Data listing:
::::::

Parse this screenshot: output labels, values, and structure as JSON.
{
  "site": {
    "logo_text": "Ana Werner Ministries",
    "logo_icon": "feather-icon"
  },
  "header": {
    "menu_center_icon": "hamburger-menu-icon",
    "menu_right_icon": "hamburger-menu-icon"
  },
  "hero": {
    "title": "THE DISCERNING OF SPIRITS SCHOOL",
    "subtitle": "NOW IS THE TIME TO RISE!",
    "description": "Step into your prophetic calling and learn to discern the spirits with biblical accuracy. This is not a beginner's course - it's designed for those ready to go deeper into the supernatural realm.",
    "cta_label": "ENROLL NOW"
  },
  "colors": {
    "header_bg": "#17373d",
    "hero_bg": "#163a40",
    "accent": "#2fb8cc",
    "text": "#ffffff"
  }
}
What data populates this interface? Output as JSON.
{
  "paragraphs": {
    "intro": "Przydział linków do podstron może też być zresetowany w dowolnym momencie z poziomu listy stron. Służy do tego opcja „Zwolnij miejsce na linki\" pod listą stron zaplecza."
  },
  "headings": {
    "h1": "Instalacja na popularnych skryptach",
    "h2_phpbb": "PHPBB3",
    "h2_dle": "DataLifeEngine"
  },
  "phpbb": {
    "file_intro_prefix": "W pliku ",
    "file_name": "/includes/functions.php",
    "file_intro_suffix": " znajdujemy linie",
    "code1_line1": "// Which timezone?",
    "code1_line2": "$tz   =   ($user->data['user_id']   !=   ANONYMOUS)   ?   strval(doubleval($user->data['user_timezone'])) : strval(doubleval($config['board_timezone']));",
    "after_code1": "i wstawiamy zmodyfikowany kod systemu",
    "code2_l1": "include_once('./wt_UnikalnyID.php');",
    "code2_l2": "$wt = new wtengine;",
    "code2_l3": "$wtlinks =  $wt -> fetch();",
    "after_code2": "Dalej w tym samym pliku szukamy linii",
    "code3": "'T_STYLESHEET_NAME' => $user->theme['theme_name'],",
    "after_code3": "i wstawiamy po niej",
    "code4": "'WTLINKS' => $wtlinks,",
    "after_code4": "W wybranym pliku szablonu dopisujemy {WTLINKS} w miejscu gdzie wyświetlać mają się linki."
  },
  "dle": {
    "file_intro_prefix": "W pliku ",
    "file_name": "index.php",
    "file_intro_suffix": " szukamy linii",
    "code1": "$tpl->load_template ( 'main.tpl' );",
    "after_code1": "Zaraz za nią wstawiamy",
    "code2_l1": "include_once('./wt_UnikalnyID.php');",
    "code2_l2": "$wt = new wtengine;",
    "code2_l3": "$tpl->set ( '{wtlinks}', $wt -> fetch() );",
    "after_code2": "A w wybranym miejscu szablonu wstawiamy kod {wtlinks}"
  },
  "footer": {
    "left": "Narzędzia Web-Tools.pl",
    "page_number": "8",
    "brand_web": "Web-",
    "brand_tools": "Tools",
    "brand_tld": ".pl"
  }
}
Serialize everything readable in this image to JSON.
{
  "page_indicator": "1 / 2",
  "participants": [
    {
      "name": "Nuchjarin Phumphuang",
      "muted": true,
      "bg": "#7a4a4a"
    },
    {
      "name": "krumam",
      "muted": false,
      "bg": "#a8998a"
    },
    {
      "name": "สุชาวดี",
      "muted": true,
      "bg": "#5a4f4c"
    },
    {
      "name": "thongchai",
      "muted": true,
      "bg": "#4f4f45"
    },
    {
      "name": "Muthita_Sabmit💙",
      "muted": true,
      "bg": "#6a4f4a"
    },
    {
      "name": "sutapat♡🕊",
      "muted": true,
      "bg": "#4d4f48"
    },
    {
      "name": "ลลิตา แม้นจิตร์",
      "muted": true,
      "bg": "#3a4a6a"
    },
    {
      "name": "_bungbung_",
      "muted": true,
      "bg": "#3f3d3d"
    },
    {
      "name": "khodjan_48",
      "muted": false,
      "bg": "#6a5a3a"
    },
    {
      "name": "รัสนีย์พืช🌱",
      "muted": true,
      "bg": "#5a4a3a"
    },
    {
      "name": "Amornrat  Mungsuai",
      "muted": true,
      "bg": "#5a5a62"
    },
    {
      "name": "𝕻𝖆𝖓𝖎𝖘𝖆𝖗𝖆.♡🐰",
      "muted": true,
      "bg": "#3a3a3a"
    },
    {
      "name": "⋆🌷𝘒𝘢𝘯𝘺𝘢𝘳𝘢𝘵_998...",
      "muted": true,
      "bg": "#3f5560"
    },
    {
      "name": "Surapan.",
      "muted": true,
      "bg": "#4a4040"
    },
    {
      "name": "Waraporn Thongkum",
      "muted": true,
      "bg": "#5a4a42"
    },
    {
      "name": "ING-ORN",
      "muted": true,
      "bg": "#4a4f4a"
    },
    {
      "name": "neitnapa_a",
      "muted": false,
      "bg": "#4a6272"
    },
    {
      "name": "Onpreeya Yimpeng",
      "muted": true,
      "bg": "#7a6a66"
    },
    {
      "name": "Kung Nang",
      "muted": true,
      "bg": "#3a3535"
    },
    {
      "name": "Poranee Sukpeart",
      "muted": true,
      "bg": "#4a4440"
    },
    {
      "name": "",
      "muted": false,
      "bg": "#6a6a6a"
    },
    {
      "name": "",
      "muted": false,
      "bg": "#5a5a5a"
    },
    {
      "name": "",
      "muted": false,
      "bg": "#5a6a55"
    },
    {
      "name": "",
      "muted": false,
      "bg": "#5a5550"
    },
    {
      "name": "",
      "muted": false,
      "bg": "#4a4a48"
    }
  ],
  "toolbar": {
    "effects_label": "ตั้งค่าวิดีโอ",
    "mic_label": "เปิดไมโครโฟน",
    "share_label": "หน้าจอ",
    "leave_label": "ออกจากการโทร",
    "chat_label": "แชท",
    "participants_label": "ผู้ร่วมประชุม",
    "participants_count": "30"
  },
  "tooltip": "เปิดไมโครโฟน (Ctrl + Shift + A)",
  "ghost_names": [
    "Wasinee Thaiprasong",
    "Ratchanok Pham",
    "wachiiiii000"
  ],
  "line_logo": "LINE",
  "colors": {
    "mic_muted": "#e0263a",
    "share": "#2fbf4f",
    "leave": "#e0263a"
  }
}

::::::

TASK TO CARRY OUT: Write the entries again, exactly as they stand.

SOLUTION TO THIS EXERCISE:
Parse this screenshot: output labels, values, and structure as JSON.
{
  "site": {
    "logo_text": "Ana Werner Ministries",
    "logo_icon": "feather-icon"
  },
  "header": {
    "menu_center_icon": "hamburger-menu-icon",
    "menu_right_icon": "hamburger-menu-icon"
  },
  "hero": {
    "title": "THE DISCERNING OF SPIRITS SCHOOL",
    "subtitle": "NOW IS THE TIME TO RISE!",
    "description": "Step into your prophetic calling and learn to discern the spirits with biblical accuracy. This is not a beginner's course - it's designed for those ready to go deeper into the supernatural realm.",
    "cta_label": "ENROLL NOW"
  },
  "colors": {
    "header_bg": "#17373d",
    "hero_bg": "#163a40",
    "accent": "#2fb8cc",
    "text": "#ffffff"
  }
}
What data populates this interface? Output as JSON.
{
  "paragraphs": {
    "intro": "Przydział linków do podstron może też być zresetowany w dowolnym momencie z poziomu listy stron. Służy do tego opcja „Zwolnij miejsce na linki\" pod listą stron zaplecza."
  },
  "headings": {
    "h1": "Instalacja na popularnych skryptach",
    "h2_phpbb": "PHPBB3",
    "h2_dle": "DataLifeEngine"
  },
  "phpbb": {
    "file_intro_prefix": "W pliku ",
    "file_name": "/includes/functions.php",
    "file_intro_suffix": " znajdujemy linie",
    "code1_line1": "// Which timezone?",
    "code1_line2": "$tz   =   ($user->data['user_id']   !=   ANONYMOUS)   ?   strval(doubleval($user->data['user_timezone'])) : strval(doubleval($config['board_timezone']));",
    "after_code1": "i wstawiamy zmodyfikowany kod systemu",
    "code2_l1": "include_once('./wt_UnikalnyID.php');",
    "code2_l2": "$wt = new wtengine;",
    "code2_l3": "$wtlinks =  $wt -> fetch();",
    "after_code2": "Dalej w tym samym pliku szukamy linii",
    "code3": "'T_STYLESHEET_NAME' => $user->theme['theme_name'],",
    "after_code3": "i wstawiamy po niej",
    "code4": "'WTLINKS' => $wtlinks,",
    "after_code4": "W wybranym pliku szablonu dopisujemy {WTLINKS} w miejscu gdzie wyświetlać mają się linki."
  },
  "dle": {
    "file_intro_prefix": "W pliku ",
    "file_name": "index.php",
    "file_intro_suffix": " szukamy linii",
    "code1": "$tpl->load_template ( 'main.tpl' );",
    "after_code1": "Zaraz za nią wstawiamy",
    "code2_l1": "include_once('./wt_UnikalnyID.php');",
    "code2_l2": "$wt = new wtengine;",
    "code2_l3": "$tpl->set ( '{wtlinks}', $wt -> fetch() );",
    "after_code2": "A w wybranym miejscu szablonu wstawiamy kod {wtlinks}"
  },
  "footer": {
    "left": "Narzędzia Web-Tools.pl",
    "page_number": "8",
    "brand_web": "Web-",
    "brand_tools": "Tools",
    "brand_tld": ".pl"
  }
}
Serialize everything readable in this image to JSON.
{
  "page_indicator": "1 / 2",
  "participants": [
    {
      "name": "Nuchjarin Phumphuang",
      "muted": true,
      "bg": "#7a4a4a"
    },
    {
      "name": "krumam",
      "muted": false,
      "bg": "#a8998a"
    },
    {
      "name": "สุชาวดี",
      "muted": true,
      "bg": "#5a4f4c"
    },
    {
      "name": "thongchai",
      "muted": true,
      "bg": "#4f4f45"
    },
    {
      "name": "Muthita_Sabmit💙",
      "muted": true,
      "bg": "#6a4f4a"
    },
    {
      "name": "sutapat♡🕊",
      "muted": true,
      "bg": "#4d4f48"
    },
    {
      "name": "ลลิตา แม้นจิตร์",
      "muted": true,
      "bg": "#3a4a6a"
    },
    {
      "name": "_bungbung_",
      "muted": true,
      "bg": "#3f3d3d"
    },
    {
      "name": "khodjan_48",
      "muted": false,
      "bg": "#6a5a3a"
    },
    {
      "name": "รัสนีย์พืช🌱",
      "muted": true,
      "bg": "#5a4a3a"
    },
    {
      "name": "Amornrat  Mungsuai",
      "muted": true,
      "bg": "#5a5a62"
    },
    {
      "name": "𝕻𝖆𝖓𝖎𝖘𝖆𝖗𝖆.♡🐰",
      "muted": true,
      "bg": "#3a3a3a"
    },
    {
      "name": "⋆🌷𝘒𝘢𝘯𝘺𝘢𝘳𝘢𝘵_998...",
      "muted": true,
      "bg": "#3f5560"
    },
    {
      "name": "Surapan.",
      "muted": true,
      "bg": "#4a4040"
    },
    {
      "name": "Waraporn Thongkum",
      "muted": true,
      "bg": "#5a4a42"
    },
    {
      "name": "ING-ORN",
      "muted": true,
      "bg": "#4a4f4a"
    },
    {
      "name": "neitnapa_a",
      "muted": false,
      "bg": "#4a6272"
    },
    {
      "name": "Onpreeya Yimpeng",
      "muted": true,
      "bg": "#7a6a66"
    },
    {
      "name": "Kung Nang",
      "muted": true,
      "bg": "#3a3535"
    },
    {
      "name": "Poranee Sukpeart",
      "muted": true,
      "bg": "#4a4440"
    },
    {
      "name": "",
      "muted": false,
      "bg": "#6a6a6a"
    },
    {
      "name": "",
      "muted": false,
      "bg": "#5a5a5a"
    },
    {
      "name": "",
      "muted": false,
      "bg": "#5a6a55"
    },
    {
      "name": "",
      "muted": false,
      "bg": "#5a5550"
    },
    {
      "name": "",
      "muted": false,
      "bg": "#4a4a48"
    }
  ],
  "toolbar": {
    "effects_label": "ตั้งค่าวิดีโอ",
    "mic_label": "เปิดไมโครโฟน",
    "share_label": "หน้าจอ",
    "leave_label": "ออกจากการโทร",
    "chat_label": "แชท",
    "participants_label": "ผู้ร่วมประชุม",
    "participants_count": "30"
  },
  "tooltip": "เปิดไมโครโฟน (Ctrl + Shift + A)",
  "ghost_names": [
    "Wasinee Thaiprasong",
    "Ratchanok Pham",
    "wachiiiii000"
  ],
  "line_logo": "LINE",
  "colors": {
    "mic_muted": "#e0263a",
    "share": "#2fbf4f",
    "leave": "#e0263a"
  }
}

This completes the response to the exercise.